# LISTED RECORDS
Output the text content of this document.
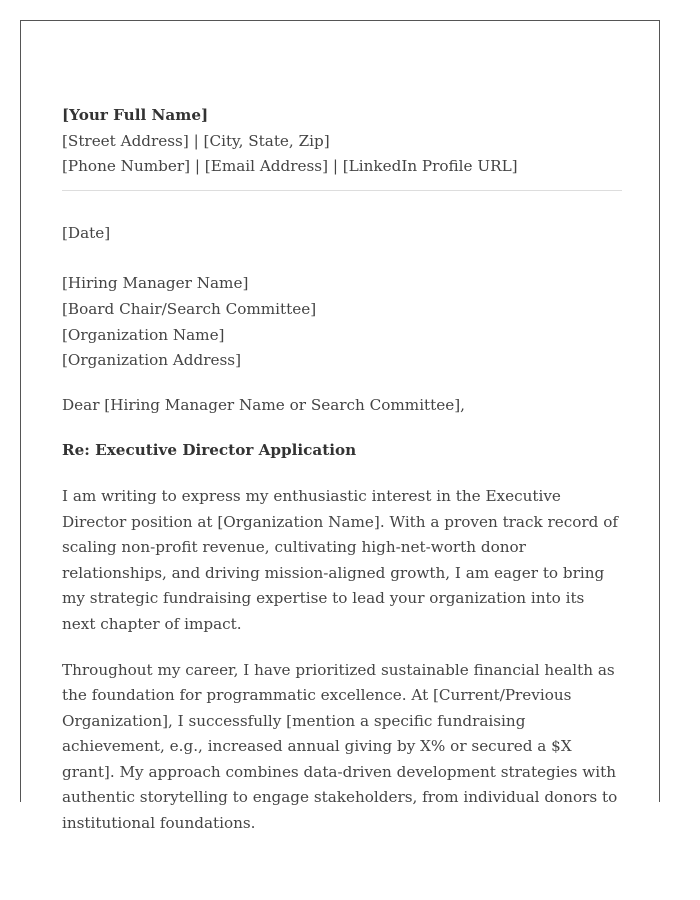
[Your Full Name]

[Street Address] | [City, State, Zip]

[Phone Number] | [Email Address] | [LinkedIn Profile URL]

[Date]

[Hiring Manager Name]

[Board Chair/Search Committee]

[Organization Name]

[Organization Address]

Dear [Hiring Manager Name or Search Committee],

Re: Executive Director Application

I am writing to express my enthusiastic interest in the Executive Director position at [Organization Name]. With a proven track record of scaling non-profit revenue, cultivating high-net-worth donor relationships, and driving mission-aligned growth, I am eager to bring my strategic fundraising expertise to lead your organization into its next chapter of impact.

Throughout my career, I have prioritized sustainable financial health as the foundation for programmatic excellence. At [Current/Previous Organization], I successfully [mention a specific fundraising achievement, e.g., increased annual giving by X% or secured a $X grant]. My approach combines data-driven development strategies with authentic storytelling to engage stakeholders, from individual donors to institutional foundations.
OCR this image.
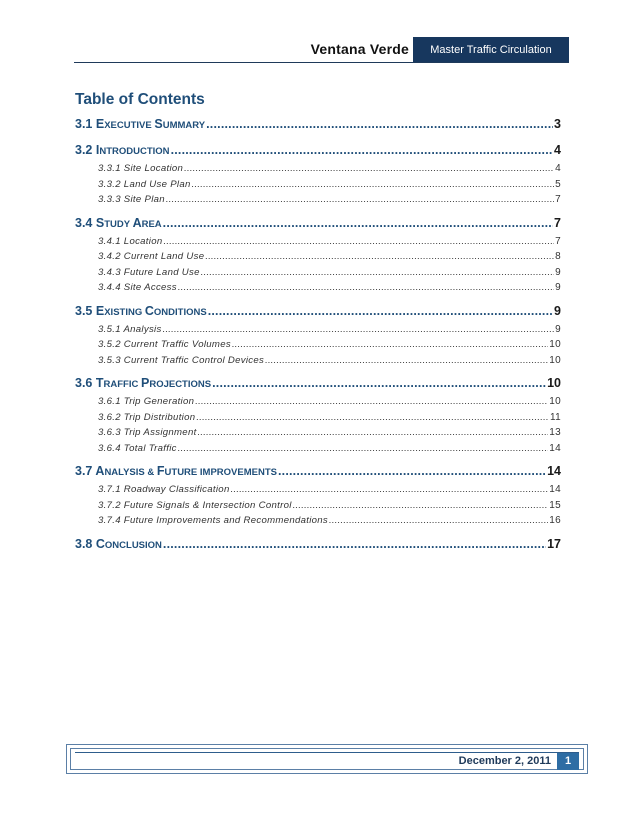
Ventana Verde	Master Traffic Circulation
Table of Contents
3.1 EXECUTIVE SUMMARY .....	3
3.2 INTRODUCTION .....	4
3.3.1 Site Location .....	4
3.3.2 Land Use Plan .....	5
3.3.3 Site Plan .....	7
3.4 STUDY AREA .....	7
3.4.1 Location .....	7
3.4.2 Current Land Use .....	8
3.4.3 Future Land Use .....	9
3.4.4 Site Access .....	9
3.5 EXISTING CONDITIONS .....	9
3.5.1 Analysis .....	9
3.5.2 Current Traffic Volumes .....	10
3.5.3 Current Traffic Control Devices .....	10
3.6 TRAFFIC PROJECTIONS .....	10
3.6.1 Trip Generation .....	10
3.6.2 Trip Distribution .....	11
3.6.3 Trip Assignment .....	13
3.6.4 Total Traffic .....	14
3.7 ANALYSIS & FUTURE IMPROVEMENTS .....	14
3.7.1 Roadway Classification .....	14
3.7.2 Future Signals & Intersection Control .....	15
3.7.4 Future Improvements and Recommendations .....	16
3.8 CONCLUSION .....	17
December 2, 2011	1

==

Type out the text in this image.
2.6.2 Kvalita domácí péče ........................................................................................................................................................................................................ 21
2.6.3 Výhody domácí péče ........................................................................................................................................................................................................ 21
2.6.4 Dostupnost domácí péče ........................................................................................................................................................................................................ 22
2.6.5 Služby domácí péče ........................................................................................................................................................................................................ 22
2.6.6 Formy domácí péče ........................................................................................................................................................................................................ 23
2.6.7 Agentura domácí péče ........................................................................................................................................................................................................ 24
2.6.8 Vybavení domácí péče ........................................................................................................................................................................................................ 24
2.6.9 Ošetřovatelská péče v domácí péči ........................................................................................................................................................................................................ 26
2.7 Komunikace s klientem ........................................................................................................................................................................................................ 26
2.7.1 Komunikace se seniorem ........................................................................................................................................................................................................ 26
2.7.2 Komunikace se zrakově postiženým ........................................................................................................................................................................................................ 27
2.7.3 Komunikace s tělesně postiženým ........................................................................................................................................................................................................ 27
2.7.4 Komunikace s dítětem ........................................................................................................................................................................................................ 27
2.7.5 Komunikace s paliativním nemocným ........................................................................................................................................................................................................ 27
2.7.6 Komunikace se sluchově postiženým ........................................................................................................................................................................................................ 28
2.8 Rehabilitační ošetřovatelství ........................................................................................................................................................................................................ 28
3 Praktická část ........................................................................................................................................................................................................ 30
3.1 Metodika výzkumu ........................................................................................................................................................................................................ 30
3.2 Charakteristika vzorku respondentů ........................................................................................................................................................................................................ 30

# WRITTEN INSTRUCTION
Report the number of lines in the listing that include the string "Hiring"; give nothing but the number.

# TASK OUTPUT
2